- Supplied material:
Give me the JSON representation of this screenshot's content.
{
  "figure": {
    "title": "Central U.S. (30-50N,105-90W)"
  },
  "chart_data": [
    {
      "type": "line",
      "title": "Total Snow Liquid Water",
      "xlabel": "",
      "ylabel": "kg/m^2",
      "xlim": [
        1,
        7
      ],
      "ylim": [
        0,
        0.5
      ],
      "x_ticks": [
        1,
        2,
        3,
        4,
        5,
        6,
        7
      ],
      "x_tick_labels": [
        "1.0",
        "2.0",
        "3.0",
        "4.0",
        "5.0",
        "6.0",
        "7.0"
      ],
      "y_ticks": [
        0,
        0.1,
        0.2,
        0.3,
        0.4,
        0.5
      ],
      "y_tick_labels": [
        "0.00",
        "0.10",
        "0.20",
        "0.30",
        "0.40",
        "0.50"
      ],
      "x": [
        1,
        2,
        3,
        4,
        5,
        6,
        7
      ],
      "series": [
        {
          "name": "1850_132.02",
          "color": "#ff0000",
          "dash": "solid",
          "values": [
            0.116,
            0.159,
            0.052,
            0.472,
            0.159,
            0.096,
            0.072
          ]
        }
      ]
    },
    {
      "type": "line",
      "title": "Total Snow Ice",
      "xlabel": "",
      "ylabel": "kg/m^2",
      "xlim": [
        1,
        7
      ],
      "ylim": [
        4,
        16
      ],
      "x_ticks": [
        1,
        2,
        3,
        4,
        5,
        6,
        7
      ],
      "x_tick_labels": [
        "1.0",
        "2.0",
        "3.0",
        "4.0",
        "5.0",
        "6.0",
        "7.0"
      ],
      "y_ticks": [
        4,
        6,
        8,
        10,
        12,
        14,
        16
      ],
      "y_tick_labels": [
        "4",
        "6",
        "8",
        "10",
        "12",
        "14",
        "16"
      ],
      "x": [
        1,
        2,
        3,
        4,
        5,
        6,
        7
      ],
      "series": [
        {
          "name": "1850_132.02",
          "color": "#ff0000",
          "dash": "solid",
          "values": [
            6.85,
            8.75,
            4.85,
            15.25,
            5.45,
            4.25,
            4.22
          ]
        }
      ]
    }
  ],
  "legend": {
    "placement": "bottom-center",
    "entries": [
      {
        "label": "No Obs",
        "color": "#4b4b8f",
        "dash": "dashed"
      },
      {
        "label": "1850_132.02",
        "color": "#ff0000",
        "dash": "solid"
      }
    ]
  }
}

- Aim of the exercise: Extract all lines as given.

- Reply:
Give me the JSON representation of this screenshot's content.
{
  "figure": {
    "title": "Central U.S. (30-50N,105-90W)"
  },
  "chart_data": [
    {
      "type": "line",
      "title": "Total Snow Liquid Water",
      "xlabel": "",
      "ylabel": "kg/m^2",
      "xlim": [
        1,
        7
      ],
      "ylim": [
        0,
        0.5
      ],
      "x_ticks": [
        1,
        2,
        3,
        4,
        5,
        6,
        7
      ],
      "x_tick_labels": [
        "1.0",
        "2.0",
        "3.0",
        "4.0",
        "5.0",
        "6.0",
        "7.0"
      ],
      "y_ticks": [
        0,
        0.1,
        0.2,
        0.3,
        0.4,
        0.5
      ],
      "y_tick_labels": [
        "0.00",
        "0.10",
        "0.20",
        "0.30",
        "0.40",
        "0.50"
      ],
      "x": [
        1,
        2,
        3,
        4,
        5,
        6,
        7
      ],
      "series": [
        {
          "name": "1850_132.02",
          "color": "#ff0000",
          "dash": "solid",
          "values": [
            0.116,
            0.159,
            0.052,
            0.472,
            0.159,
            0.096,
            0.072
          ]
        }
      ]
    },
    {
      "type": "line",
      "title": "Total Snow Ice",
      "xlabel": "",
      "ylabel": "kg/m^2",
      "xlim": [
        1,
        7
      ],
      "ylim": [
        4,
        16
      ],
      "x_ticks": [
        1,
        2,
        3,
        4,
        5,
        6,
        7
      ],
      "x_tick_labels": [
        "1.0",
        "2.0",
        "3.0",
        "4.0",
        "5.0",
        "6.0",
        "7.0"
      ],
      "y_ticks": [
        4,
        6,
        8,
        10,
        12,
        14,
        16
      ],
      "y_tick_labels": [
        "4",
        "6",
        "8",
        "10",
        "12",
        "14",
        "16"
      ],
      "x": [
        1,
        2,
        3,
        4,
        5,
        6,
        7
      ],
      "series": [
        {
          "name": "1850_132.02",
          "color": "#ff0000",
          "dash": "solid",
          "values": [
            6.85,
            8.75,
            4.85,
            15.25,
            5.45,
            4.25,
            4.22
          ]
        }
      ]
    }
  ],
  "legend": {
    "placement": "bottom-center",
    "entries": [
      {
        "label": "No Obs",
        "color": "#4b4b8f",
        "dash": "dashed"
      },
      {
        "label": "1850_132.02",
        "color": "#ff0000",
        "dash": "solid"
      }
    ]
  }
}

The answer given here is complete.